> **Information supplied**
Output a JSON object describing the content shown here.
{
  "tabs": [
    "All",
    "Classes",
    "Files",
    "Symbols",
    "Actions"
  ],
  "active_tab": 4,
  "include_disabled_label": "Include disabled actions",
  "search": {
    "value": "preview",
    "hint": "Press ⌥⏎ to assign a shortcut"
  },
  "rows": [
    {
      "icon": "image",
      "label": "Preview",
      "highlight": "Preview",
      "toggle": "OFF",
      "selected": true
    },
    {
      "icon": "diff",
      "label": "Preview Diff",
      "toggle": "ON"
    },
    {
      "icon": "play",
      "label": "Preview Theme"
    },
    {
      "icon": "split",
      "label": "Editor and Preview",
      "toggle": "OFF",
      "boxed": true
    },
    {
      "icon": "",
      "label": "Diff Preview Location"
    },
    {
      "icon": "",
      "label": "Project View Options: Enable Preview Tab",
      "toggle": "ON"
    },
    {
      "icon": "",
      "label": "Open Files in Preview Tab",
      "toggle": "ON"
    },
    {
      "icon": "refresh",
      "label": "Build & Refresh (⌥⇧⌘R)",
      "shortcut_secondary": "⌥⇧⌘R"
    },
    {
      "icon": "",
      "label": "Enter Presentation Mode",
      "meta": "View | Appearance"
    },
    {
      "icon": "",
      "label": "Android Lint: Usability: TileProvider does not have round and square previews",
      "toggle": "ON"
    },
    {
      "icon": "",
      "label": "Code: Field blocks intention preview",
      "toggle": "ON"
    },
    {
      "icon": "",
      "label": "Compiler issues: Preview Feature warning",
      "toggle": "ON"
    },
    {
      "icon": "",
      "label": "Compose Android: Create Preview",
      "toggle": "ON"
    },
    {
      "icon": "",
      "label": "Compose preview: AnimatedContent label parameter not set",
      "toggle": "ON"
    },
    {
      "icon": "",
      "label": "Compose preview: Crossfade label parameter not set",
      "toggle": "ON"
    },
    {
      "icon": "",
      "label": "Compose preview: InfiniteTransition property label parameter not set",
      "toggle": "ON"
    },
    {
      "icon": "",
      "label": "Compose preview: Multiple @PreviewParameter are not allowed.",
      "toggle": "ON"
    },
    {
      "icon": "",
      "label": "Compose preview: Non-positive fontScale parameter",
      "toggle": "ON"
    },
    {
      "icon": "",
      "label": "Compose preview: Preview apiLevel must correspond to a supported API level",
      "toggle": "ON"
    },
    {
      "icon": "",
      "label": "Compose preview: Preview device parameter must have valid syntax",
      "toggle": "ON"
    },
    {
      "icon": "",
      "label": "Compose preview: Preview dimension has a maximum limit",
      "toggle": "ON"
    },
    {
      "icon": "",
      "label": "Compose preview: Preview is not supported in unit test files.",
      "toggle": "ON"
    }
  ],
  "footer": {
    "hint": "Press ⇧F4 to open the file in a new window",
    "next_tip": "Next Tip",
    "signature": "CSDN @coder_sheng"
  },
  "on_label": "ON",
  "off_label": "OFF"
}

> **Task statement**
Type out the whole listing above again, exactly as it stands.

> **Worked solution**
Output a JSON object describing the content shown here.
{
  "tabs": [
    "All",
    "Classes",
    "Files",
    "Symbols",
    "Actions"
  ],
  "active_tab": 4,
  "include_disabled_label": "Include disabled actions",
  "search": {
    "value": "preview",
    "hint": "Press ⌥⏎ to assign a shortcut"
  },
  "rows": [
    {
      "icon": "image",
      "label": "Preview",
      "highlight": "Preview",
      "toggle": "OFF",
      "selected": true
    },
    {
      "icon": "diff",
      "label": "Preview Diff",
      "toggle": "ON"
    },
    {
      "icon": "play",
      "label": "Preview Theme"
    },
    {
      "icon": "split",
      "label": "Editor and Preview",
      "toggle": "OFF",
      "boxed": true
    },
    {
      "icon": "",
      "label": "Diff Preview Location"
    },
    {
      "icon": "",
      "label": "Project View Options: Enable Preview Tab",
      "toggle": "ON"
    },
    {
      "icon": "",
      "label": "Open Files in Preview Tab",
      "toggle": "ON"
    },
    {
      "icon": "refresh",
      "label": "Build & Refresh (⌥⇧⌘R)",
      "shortcut_secondary": "⌥⇧⌘R"
    },
    {
      "icon": "",
      "label": "Enter Presentation Mode",
      "meta": "View | Appearance"
    },
    {
      "icon": "",
      "label": "Android Lint: Usability: TileProvider does not have round and square previews",
      "toggle": "ON"
    },
    {
      "icon": "",
      "label": "Code: Field blocks intention preview",
      "toggle": "ON"
    },
    {
      "icon": "",
      "label": "Compiler issues: Preview Feature warning",
      "toggle": "ON"
    },
    {
      "icon": "",
      "label": "Compose Android: Create Preview",
      "toggle": "ON"
    },
    {
      "icon": "",
      "label": "Compose preview: AnimatedContent label parameter not set",
      "toggle": "ON"
    },
    {
      "icon": "",
      "label": "Compose preview: Crossfade label parameter not set",
      "toggle": "ON"
    },
    {
      "icon": "",
      "label": "Compose preview: InfiniteTransition property label parameter not set",
      "toggle": "ON"
    },
    {
      "icon": "",
      "label": "Compose preview: Multiple @PreviewParameter are not allowed.",
      "toggle": "ON"
    },
    {
      "icon": "",
      "label": "Compose preview: Non-positive fontScale parameter",
      "toggle": "ON"
    },
    {
      "icon": "",
      "label": "Compose preview: Preview apiLevel must correspond to a supported API level",
      "toggle": "ON"
    },
    {
      "icon": "",
      "label": "Compose preview: Preview device parameter must have valid syntax",
      "toggle": "ON"
    },
    {
      "icon": "",
      "label": "Compose preview: Preview dimension has a maximum limit",
      "toggle": "ON"
    },
    {
      "icon": "",
      "label": "Compose preview: Preview is not supported in unit test files.",
      "toggle": "ON"
    }
  ],
  "footer": {
    "hint": "Press ⇧F4 to open the file in a new window",
    "next_tip": "Next Tip",
    "signature": "CSDN @coder_sheng"
  },
  "on_label": "ON",
  "off_label": "OFF"
}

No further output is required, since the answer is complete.